Data records —
▬▬▬▬▬▬▬▬▬▬

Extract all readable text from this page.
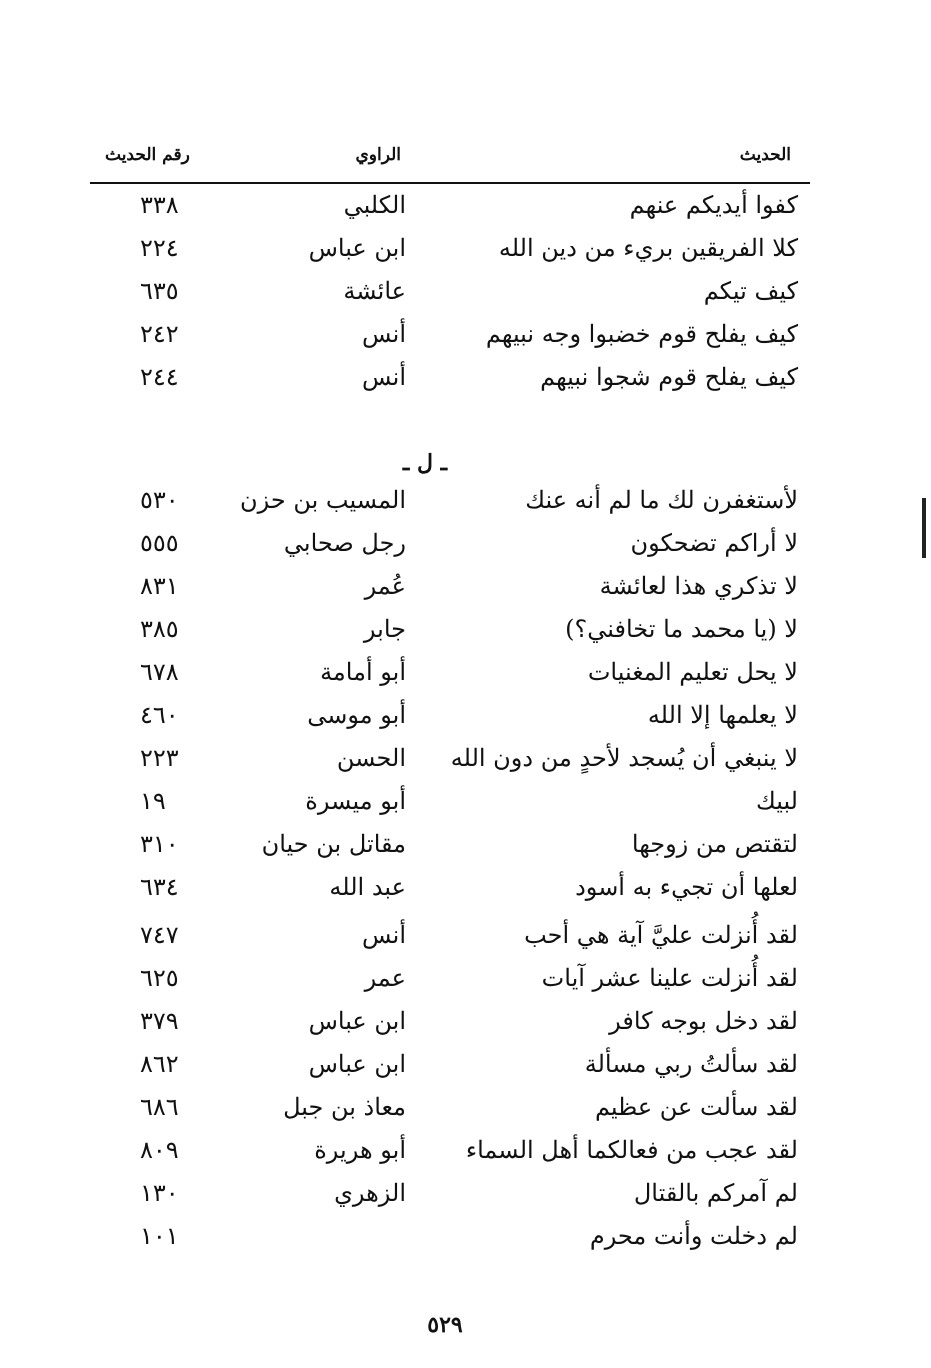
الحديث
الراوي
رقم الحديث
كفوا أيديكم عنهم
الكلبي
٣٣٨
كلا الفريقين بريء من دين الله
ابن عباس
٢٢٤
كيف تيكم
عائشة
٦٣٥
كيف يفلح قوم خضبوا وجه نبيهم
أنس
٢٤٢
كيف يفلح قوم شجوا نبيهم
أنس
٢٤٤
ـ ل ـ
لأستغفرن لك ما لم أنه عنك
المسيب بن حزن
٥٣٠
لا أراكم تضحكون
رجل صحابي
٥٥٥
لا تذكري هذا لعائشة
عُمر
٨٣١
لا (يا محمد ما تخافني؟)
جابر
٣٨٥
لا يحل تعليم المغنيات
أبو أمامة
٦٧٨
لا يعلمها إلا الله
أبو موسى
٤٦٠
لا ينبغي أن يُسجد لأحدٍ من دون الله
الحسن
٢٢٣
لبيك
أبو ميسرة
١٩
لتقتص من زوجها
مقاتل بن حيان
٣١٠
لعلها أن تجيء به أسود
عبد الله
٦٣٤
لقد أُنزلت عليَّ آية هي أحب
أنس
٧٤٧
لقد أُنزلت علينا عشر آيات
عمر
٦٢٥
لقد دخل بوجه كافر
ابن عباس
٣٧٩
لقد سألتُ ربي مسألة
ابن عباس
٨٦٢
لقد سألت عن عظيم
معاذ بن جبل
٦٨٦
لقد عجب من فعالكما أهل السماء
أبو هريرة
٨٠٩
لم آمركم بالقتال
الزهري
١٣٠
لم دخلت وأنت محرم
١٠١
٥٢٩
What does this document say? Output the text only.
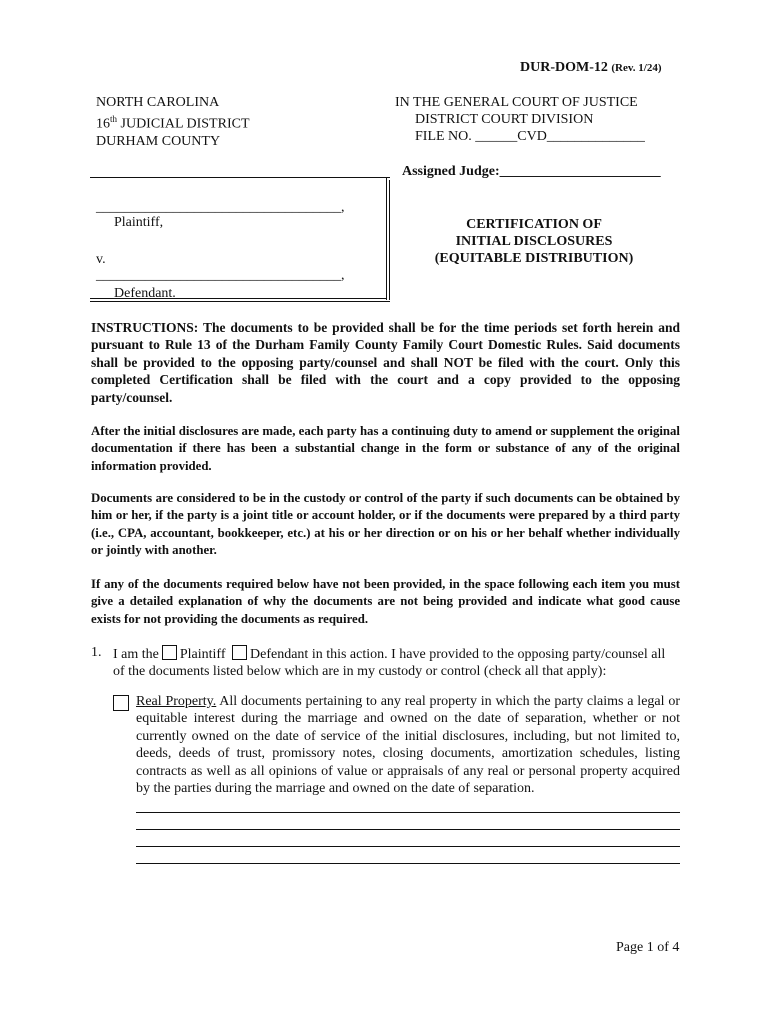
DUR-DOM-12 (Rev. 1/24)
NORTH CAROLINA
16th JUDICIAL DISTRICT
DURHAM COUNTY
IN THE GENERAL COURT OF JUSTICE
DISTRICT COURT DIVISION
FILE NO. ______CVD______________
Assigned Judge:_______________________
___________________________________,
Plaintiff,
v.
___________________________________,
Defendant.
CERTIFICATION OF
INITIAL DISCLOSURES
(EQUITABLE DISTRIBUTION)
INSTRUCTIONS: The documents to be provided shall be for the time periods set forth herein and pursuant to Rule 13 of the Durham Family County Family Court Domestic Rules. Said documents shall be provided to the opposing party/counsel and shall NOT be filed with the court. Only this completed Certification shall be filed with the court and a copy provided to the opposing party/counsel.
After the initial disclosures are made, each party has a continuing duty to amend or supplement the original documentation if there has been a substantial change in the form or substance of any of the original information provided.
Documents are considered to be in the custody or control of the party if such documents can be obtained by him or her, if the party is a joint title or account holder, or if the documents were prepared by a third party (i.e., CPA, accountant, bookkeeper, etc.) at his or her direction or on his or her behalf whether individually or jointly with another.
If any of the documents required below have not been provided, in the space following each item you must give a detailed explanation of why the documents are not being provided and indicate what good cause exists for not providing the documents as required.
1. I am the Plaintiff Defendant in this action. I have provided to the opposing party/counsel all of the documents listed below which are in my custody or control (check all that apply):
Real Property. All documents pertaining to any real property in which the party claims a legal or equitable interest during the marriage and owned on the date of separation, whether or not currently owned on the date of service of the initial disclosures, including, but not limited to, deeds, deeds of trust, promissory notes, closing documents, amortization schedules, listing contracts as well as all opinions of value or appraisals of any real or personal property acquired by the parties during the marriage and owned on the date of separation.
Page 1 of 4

▬▬▬▬▬▬▬▬▬▬

Reproduce the full listing faithfully, but do not carry over any pictures.

Extract all readable text from this page.
الحديث
الراوي
رقم الحديث
كفوا أيديكم عنهم
الكلبي
٣٣٨
كلا الفريقين بريء من دين الله
ابن عباس
٢٢٤
كيف تيكم
عائشة
٦٣٥
كيف يفلح قوم خضبوا وجه نبيهم
أنس
٢٤٢
كيف يفلح قوم شجوا نبيهم
أنس
٢٤٤
ـ ل ـ
لأستغفرن لك ما لم أنه عنك
المسيب بن حزن
٥٣٠
لا أراكم تضحكون
رجل صحابي
٥٥٥
لا تذكري هذا لعائشة
عُمر
٨٣١
لا (يا محمد ما تخافني؟)
جابر
٣٨٥
لا يحل تعليم المغنيات
أبو أمامة
٦٧٨
لا يعلمها إلا الله
أبو موسى
٤٦٠
لا ينبغي أن يُسجد لأحدٍ من دون الله
الحسن
٢٢٣
لبيك
أبو ميسرة
١٩
لتقتص من زوجها
مقاتل بن حيان
٣١٠
لعلها أن تجيء به أسود
عبد الله
٦٣٤
لقد أُنزلت عليَّ آية هي أحب
أنس
٧٤٧
لقد أُنزلت علينا عشر آيات
عمر
٦٢٥
لقد دخل بوجه كافر
ابن عباس
٣٧٩
لقد سألتُ ربي مسألة
ابن عباس
٨٦٢
لقد سألت عن عظيم
معاذ بن جبل
٦٨٦
لقد عجب من فعالكما أهل السماء
أبو هريرة
٨٠٩
لم آمركم بالقتال
الزهري
١٣٠
لم دخلت وأنت محرم
١٠١
٥٢٩
What does this document say? Output the text only.
DUR-DOM-12 (Rev. 1/24)
NORTH CAROLINA
16th JUDICIAL DISTRICT
DURHAM COUNTY
IN THE GENERAL COURT OF JUSTICE
DISTRICT COURT DIVISION
FILE NO. ______CVD______________
Assigned Judge:_______________________
___________________________________,
Plaintiff,
v.
___________________________________,
Defendant.
CERTIFICATION OF
INITIAL DISCLOSURES
(EQUITABLE DISTRIBUTION)
INSTRUCTIONS: The documents to be provided shall be for the time periods set forth herein and pursuant to Rule 13 of the Durham Family County Family Court Domestic Rules. Said documents shall be provided to the opposing party/counsel and shall NOT be filed with the court. Only this completed Certification shall be filed with the court and a copy provided to the opposing party/counsel.
After the initial disclosures are made, each party has a continuing duty to amend or supplement the original documentation if there has been a substantial change in the form or substance of any of the original information provided.
Documents are considered to be in the custody or control of the party if such documents can be obtained by him or her, if the party is a joint title or account holder, or if the documents were prepared by a third party (i.e., CPA, accountant, bookkeeper, etc.) at his or her direction or on his or her behalf whether individually or jointly with another.
If any of the documents required below have not been provided, in the space following each item you must give a detailed explanation of why the documents are not being provided and indicate what good cause exists for not providing the documents as required.
1. I am the Plaintiff Defendant in this action. I have provided to the opposing party/counsel all of the documents listed below which are in my custody or control (check all that apply):
Real Property. All documents pertaining to any real property in which the party claims a legal or equitable interest during the marriage and owned on the date of separation, whether or not currently owned on the date of service of the initial disclosures, including, but not limited to, deeds, deeds of trust, promissory notes, closing documents, amortization schedules, listing contracts as well as all opinions of value or appraisals of any real or personal property acquired by the parties during the marriage and owned on the date of separation.
Page 1 of 4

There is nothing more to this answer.